=== Text extract ===
| |
 | Posted by tastyminerals in reply to jfondren | Permalink Reply |
|
tastyminerals 
Posted in reply to jfondren
| On Thursday, 9 September 2021 at 18:40:53 UTC, jfondren wrote:
> On Thursday, 9 September 2021 at 17:17:23 UTC, tastyminerals wrote:
> [...]
dxml.parser is a streaming XML parser. The documentation at http://jmdavisprog.com/docs/dxml/0.4.0/dxml_parser.html has a link to more information about this at the top, behind 'StAX'. Thus, when you're mapping over xml , you're not getting <a>some text</a> at a time, but <a> , some text , and </a> separately, as they're parsed. The <a> there is an elementStart which lacks a text , hence the error.
Here's a script:
#! /usr/bin/env dub
/++ dub.sdl:
dependency "dxml" version="0.4.0"
stringImportPaths "."
+/
import dxml.parser;
import std;
enum text = import(__FILE__)
.splitLines
.find("__EOF__")
.drop(1)
.join("\n");
void main() {
foreach (entity; parseXML!simpleXML(text)) {
if (entity.type == EntityType.text)
writeln(entity.text.strip);
}
}
__EOF__
<!-- comment -->
<root>
<foo>some text<whatever/></foo>
<bar/>
<baz></baz>
more text
</root>
that runs with this output:
some text
more text
Ok, that makes sense now. Thank you.
As for the dxml, I believe adding a small quick start example would be very beneficial for the newcomers. Especially, ppl like me who are not aware of the XML parser types and just need to extract text from an XML file.
|

=== Direction 1 ===
Reproduce the passage of the forum thread on the dxml parser that begins with "As for the dxml, I" and continues through "an XML file.", keeping every character unchanged.

=== Entries shown ===
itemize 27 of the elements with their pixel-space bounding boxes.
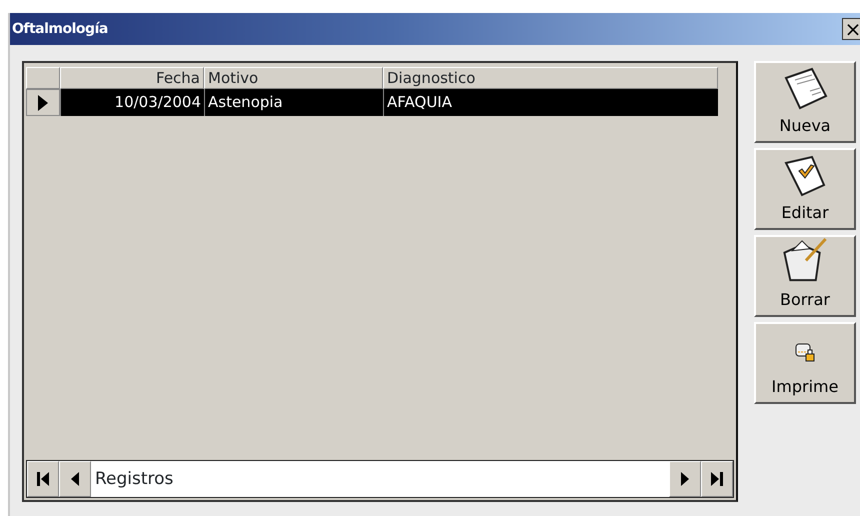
print-button[interactable]: Imprime [754,322,856,404]
first-record-button[interactable] [27,461,59,497]
checkmark-document-icon [782,153,828,199]
column-header[interactable]: Fecha [60,67,204,89]
document-icon [782,66,828,112]
first-icon [36,471,50,487]
previous-icon [70,471,80,487]
edit-button[interactable]: Editar [754,148,856,230]
next-record-button[interactable] [669,461,701,497]
current-row-icon [37,94,49,112]
column-header[interactable]: Diagnostico [383,67,718,89]
printer-icon [794,341,816,363]
last-icon [710,471,724,487]
row-selector-header [26,67,60,89]
close-button[interactable]: × [842,18,860,40]
row-selector[interactable] [26,89,60,116]
navigator-label: Registros [94,468,174,491]
previous-record-button[interactable] [59,461,91,497]
last-record-button[interactable] [701,461,733,497]
next-icon [680,471,690,487]
new-button[interactable]: Nueva [754,61,856,143]
table-cell: AFAQUIA [383,89,718,116]
column-header[interactable]: Motivo [204,67,383,89]
delete-button[interactable]: Borrar [754,235,856,317]
table-cell: Astenopia [204,89,383,116]
table-cell: 10/03/2004 [60,89,204,116]
window-title: Oftalmología [12,20,108,38]
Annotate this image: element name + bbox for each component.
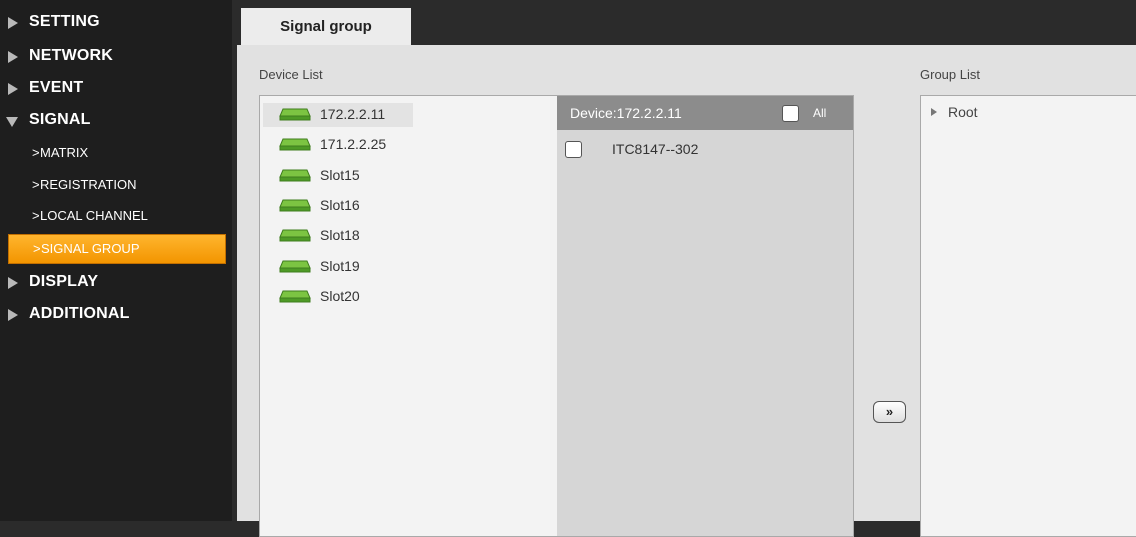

=== Direction 2 ===
Write out the lines of the listing, beginning with the line that contains "print-button[interactable]: Imprime [754,322,856,404]" and continuing through the line that contains "previous-icon [70,471,80,487]", with both end lines included and each line unchanged.

=== Exercise response 1 ===
As for the dxml, I believe adding a small quick start example would be very beneficial for the newcomers. Especially, ppl like me who are not aware of the XML parser types and just need to extract text from an XML file.

=== Exercise response 2 ===
print-button[interactable]: Imprime [754,322,856,404]
first-record-button[interactable] [27,461,59,497]
checkmark-document-icon [782,153,828,199]
column-header[interactable]: Fecha [60,67,204,89]
document-icon [782,66,828,112]
first-icon [36,471,50,487]
previous-icon [70,471,80,487]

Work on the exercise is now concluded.